OBJECTIVE =
Skip the images and copy each record exactly as written.

(Dataset records on visual material)
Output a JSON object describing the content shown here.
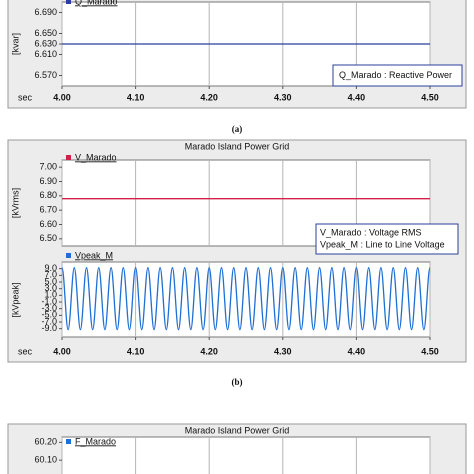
{
  "chart_data": [
    {
      "type": "line",
      "caption": "(a)",
      "y_label": "[kvar]",
      "x_label": "sec",
      "legend_entries": [
        "Q_Marado : Reactive Power"
      ],
      "x": [
        4.0,
        4.5
      ],
      "series": [
        {
          "name": "Q_Marado",
          "color": "#2b3f9e",
          "values": [
            6.63,
            6.63
          ]
        }
      ],
      "xlim": [
        4.0,
        4.5
      ],
      "xticks": [
        {
          "value": 4.0,
          "label": "4.00"
        },
        {
          "value": 4.1,
          "label": "4.10"
        },
        {
          "value": 4.2,
          "label": "4.20"
        },
        {
          "value": 4.3,
          "label": "4.30"
        },
        {
          "value": 4.4,
          "label": "4.40"
        },
        {
          "value": 4.5,
          "label": "4.50"
        }
      ],
      "ylim": [
        6.55,
        6.71
      ],
      "yticks": [
        {
          "value": 6.69,
          "label": "6.690"
        },
        {
          "value": 6.65,
          "label": "6.650"
        },
        {
          "value": 6.63,
          "label": "6.630"
        },
        {
          "value": 6.61,
          "label": "6.610"
        },
        {
          "value": 6.57,
          "label": "6.570"
        }
      ],
      "grid": "x"
    },
    {
      "type": "line",
      "title": "Marado Island Power Grid",
      "y_label": "[kVrms]",
      "legend_entries": [
        "V_Marado : Voltage RMS"
      ],
      "x": [
        4.0,
        4.5
      ],
      "series": [
        {
          "name": "V_Marado",
          "color": "#d0204a",
          "values": [
            6.78,
            6.78
          ]
        }
      ],
      "xlim": [
        4.0,
        4.5
      ],
      "ylim": [
        6.45,
        7.05
      ],
      "yticks": [
        {
          "value": 7.0,
          "label": "7.00"
        },
        {
          "value": 6.9,
          "label": "6.90"
        },
        {
          "value": 6.8,
          "label": "6.80"
        },
        {
          "value": 6.7,
          "label": "6.70"
        },
        {
          "value": 6.6,
          "label": "6.60"
        },
        {
          "value": 6.5,
          "label": "6.50"
        }
      ],
      "grid": "x"
    },
    {
      "type": "wave",
      "caption": "(b)",
      "y_label": "[kVpeak]",
      "x_label": "sec",
      "legend_entries": [
        "Vpeak_M : Line to Line Voltage"
      ],
      "x": [
        4.0,
        4.0083,
        4.0167,
        4.025,
        4.0333,
        4.0417,
        4.05,
        4.0583,
        4.0667,
        4.075,
        4.0833,
        4.0917,
        4.1,
        4.1083,
        4.1167,
        4.125,
        4.1333,
        4.1417,
        4.15,
        4.1583,
        4.1667,
        4.175,
        4.1833,
        4.1917,
        4.2,
        4.2083,
        4.2167,
        4.225,
        4.2333,
        4.2417,
        4.25,
        4.2583,
        4.2667,
        4.275,
        4.2833,
        4.2917,
        4.3,
        4.3083,
        4.3167,
        4.325,
        4.3333,
        4.3417,
        4.35,
        4.3583,
        4.3667,
        4.375,
        4.3833,
        4.3917,
        4.4,
        4.4083,
        4.4167,
        4.425,
        4.4333,
        4.4417,
        4.45,
        4.4583,
        4.4667,
        4.475,
        4.4833,
        4.4917,
        4.5
      ],
      "series": [
        {
          "name": "Vpeak_M",
          "color": "#1f6fd6",
          "values": [
            9.3,
            -9.3,
            9.3,
            -9.3,
            9.3,
            -9.3,
            9.3,
            -9.3,
            9.3,
            -9.3,
            9.3,
            -9.3,
            9.3,
            -9.3,
            9.3,
            -9.3,
            9.3,
            -9.3,
            9.3,
            -9.3,
            9.3,
            -9.3,
            9.3,
            -9.3,
            9.3,
            -9.3,
            9.3,
            -9.3,
            9.3,
            -9.3,
            9.3,
            -9.3,
            9.3,
            -9.3,
            9.3,
            -9.3,
            9.3,
            -9.3,
            9.3,
            -9.3,
            9.3,
            -9.3,
            9.3,
            -9.3,
            9.3,
            -9.3,
            9.3,
            -9.3,
            9.3,
            -9.3,
            9.3,
            -9.3,
            9.3,
            -9.3,
            9.3,
            -9.3,
            9.3,
            -9.3,
            9.3,
            -9.3,
            9.3
          ]
        }
      ],
      "xlim": [
        4.0,
        4.5
      ],
      "xticks": [
        {
          "value": 4.0,
          "label": "4.00"
        },
        {
          "value": 4.1,
          "label": "4.10"
        },
        {
          "value": 4.2,
          "label": "4.20"
        },
        {
          "value": 4.3,
          "label": "4.30"
        },
        {
          "value": 4.4,
          "label": "4.40"
        },
        {
          "value": 4.5,
          "label": "4.50"
        }
      ],
      "ylim": [
        -11.5,
        11
      ],
      "yticks": [
        {
          "value": 9,
          "label": "9.0"
        },
        {
          "value": 7,
          "label": "7.0"
        },
        {
          "value": 5,
          "label": "5.0"
        },
        {
          "value": 3,
          "label": "3.0"
        },
        {
          "value": 1,
          "label": "1.0"
        },
        {
          "value": -1,
          "label": "-1.0"
        },
        {
          "value": -3,
          "label": "-3.0"
        },
        {
          "value": -5,
          "label": "-5.0"
        },
        {
          "value": -7,
          "label": "-7.0"
        },
        {
          "value": -9,
          "label": "-9.0"
        }
      ],
      "grid": "x"
    },
    {
      "type": "line",
      "title": "Marado Island Power Grid",
      "series": [
        {
          "name": "F_Marado",
          "color": "#1f6fd6"
        }
      ],
      "ylim": [
        60.0,
        60.23
      ],
      "yticks": [
        {
          "value": 60.2,
          "label": "60.20"
        },
        {
          "value": 60.1,
          "label": "60.10"
        }
      ],
      "grid": "x"
    }
  ]
}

FINISHED TASK =
Output a JSON object describing the content shown here.
{
  "chart_data": [
    {
      "type": "line",
      "caption": "(a)",
      "y_label": "[kvar]",
      "x_label": "sec",
      "legend_entries": [
        "Q_Marado : Reactive Power"
      ],
      "x": [
        4.0,
        4.5
      ],
      "series": [
        {
          "name": "Q_Marado",
          "color": "#2b3f9e",
          "values": [
            6.63,
            6.63
          ]
        }
      ],
      "xlim": [
        4.0,
        4.5
      ],
      "xticks": [
        {
          "value": 4.0,
          "label": "4.00"
        },
        {
          "value": 4.1,
          "label": "4.10"
        },
        {
          "value": 4.2,
          "label": "4.20"
        },
        {
          "value": 4.3,
          "label": "4.30"
        },
        {
          "value": 4.4,
          "label": "4.40"
        },
        {
          "value": 4.5,
          "label": "4.50"
        }
      ],
      "ylim": [
        6.55,
        6.71
      ],
      "yticks": [
        {
          "value": 6.69,
          "label": "6.690"
        },
        {
          "value": 6.65,
          "label": "6.650"
        },
        {
          "value": 6.63,
          "label": "6.630"
        },
        {
          "value": 6.61,
          "label": "6.610"
        },
        {
          "value": 6.57,
          "label": "6.570"
        }
      ],
      "grid": "x"
    },
    {
      "type": "line",
      "title": "Marado Island Power Grid",
      "y_label": "[kVrms]",
      "legend_entries": [
        "V_Marado : Voltage RMS"
      ],
      "x": [
        4.0,
        4.5
      ],
      "series": [
        {
          "name": "V_Marado",
          "color": "#d0204a",
          "values": [
            6.78,
            6.78
          ]
        }
      ],
      "xlim": [
        4.0,
        4.5
      ],
      "ylim": [
        6.45,
        7.05
      ],
      "yticks": [
        {
          "value": 7.0,
          "label": "7.00"
        },
        {
          "value": 6.9,
          "label": "6.90"
        },
        {
          "value": 6.8,
          "label": "6.80"
        },
        {
          "value": 6.7,
          "label": "6.70"
        },
        {
          "value": 6.6,
          "label": "6.60"
        },
        {
          "value": 6.5,
          "label": "6.50"
        }
      ],
      "grid": "x"
    },
    {
      "type": "wave",
      "caption": "(b)",
      "y_label": "[kVpeak]",
      "x_label": "sec",
      "legend_entries": [
        "Vpeak_M : Line to Line Voltage"
      ],
      "x": [
        4.0,
        4.0083,
        4.0167,
        4.025,
        4.0333,
        4.0417,
        4.05,
        4.0583,
        4.0667,
        4.075,
        4.0833,
        4.0917,
        4.1,
        4.1083,
        4.1167,
        4.125,
        4.1333,
        4.1417,
        4.15,
        4.1583,
        4.1667,
        4.175,
        4.1833,
        4.1917,
        4.2,
        4.2083,
        4.2167,
        4.225,
        4.2333,
        4.2417,
        4.25,
        4.2583,
        4.2667,
        4.275,
        4.2833,
        4.2917,
        4.3,
        4.3083,
        4.3167,
        4.325,
        4.3333,
        4.3417,
        4.35,
        4.3583,
        4.3667,
        4.375,
        4.3833,
        4.3917,
        4.4,
        4.4083,
        4.4167,
        4.425,
        4.4333,
        4.4417,
        4.45,
        4.4583,
        4.4667,
        4.475,
        4.4833,
        4.4917,
        4.5
      ],
      "series": [
        {
          "name": "Vpeak_M",
          "color": "#1f6fd6",
          "values": [
            9.3,
            -9.3,
            9.3,
            -9.3,
            9.3,
            -9.3,
            9.3,
            -9.3,
            9.3,
            -9.3,
            9.3,
            -9.3,
            9.3,
            -9.3,
            9.3,
            -9.3,
            9.3,
            -9.3,
            9.3,
            -9.3,
            9.3,
            -9.3,
            9.3,
            -9.3,
            9.3,
            -9.3,
            9.3,
            -9.3,
            9.3,
            -9.3,
            9.3,
            -9.3,
            9.3,
            -9.3,
            9.3,
            -9.3,
            9.3,
            -9.3,
            9.3,
            -9.3,
            9.3,
            -9.3,
            9.3,
            -9.3,
            9.3,
            -9.3,
            9.3,
            -9.3,
            9.3,
            -9.3,
            9.3,
            -9.3,
            9.3,
            -9.3,
            9.3,
            -9.3,
            9.3,
            -9.3,
            9.3,
            -9.3,
            9.3
          ]
        }
      ],
      "xlim": [
        4.0,
        4.5
      ],
      "xticks": [
        {
          "value": 4.0,
          "label": "4.00"
        },
        {
          "value": 4.1,
          "label": "4.10"
        },
        {
          "value": 4.2,
          "label": "4.20"
        },
        {
          "value": 4.3,
          "label": "4.30"
        },
        {
          "value": 4.4,
          "label": "4.40"
        },
        {
          "value": 4.5,
          "label": "4.50"
        }
      ],
      "ylim": [
        -11.5,
        11
      ],
      "yticks": [
        {
          "value": 9,
          "label": "9.0"
        },
        {
          "value": 7,
          "label": "7.0"
        },
        {
          "value": 5,
          "label": "5.0"
        },
        {
          "value": 3,
          "label": "3.0"
        },
        {
          "value": 1,
          "label": "1.0"
        },
        {
          "value": -1,
          "label": "-1.0"
        },
        {
          "value": -3,
          "label": "-3.0"
        },
        {
          "value": -5,
          "label": "-5.0"
        },
        {
          "value": -7,
          "label": "-7.0"
        },
        {
          "value": -9,
          "label": "-9.0"
        }
      ],
      "grid": "x"
    },
    {
      "type": "line",
      "title": "Marado Island Power Grid",
      "series": [
        {
          "name": "F_Marado",
          "color": "#1f6fd6"
        }
      ],
      "ylim": [
        60.0,
        60.23
      ],
      "yticks": [
        {
          "value": 60.2,
          "label": "60.20"
        },
        {
          "value": 60.1,
          "label": "60.10"
        }
      ],
      "grid": "x"
    }
  ]
}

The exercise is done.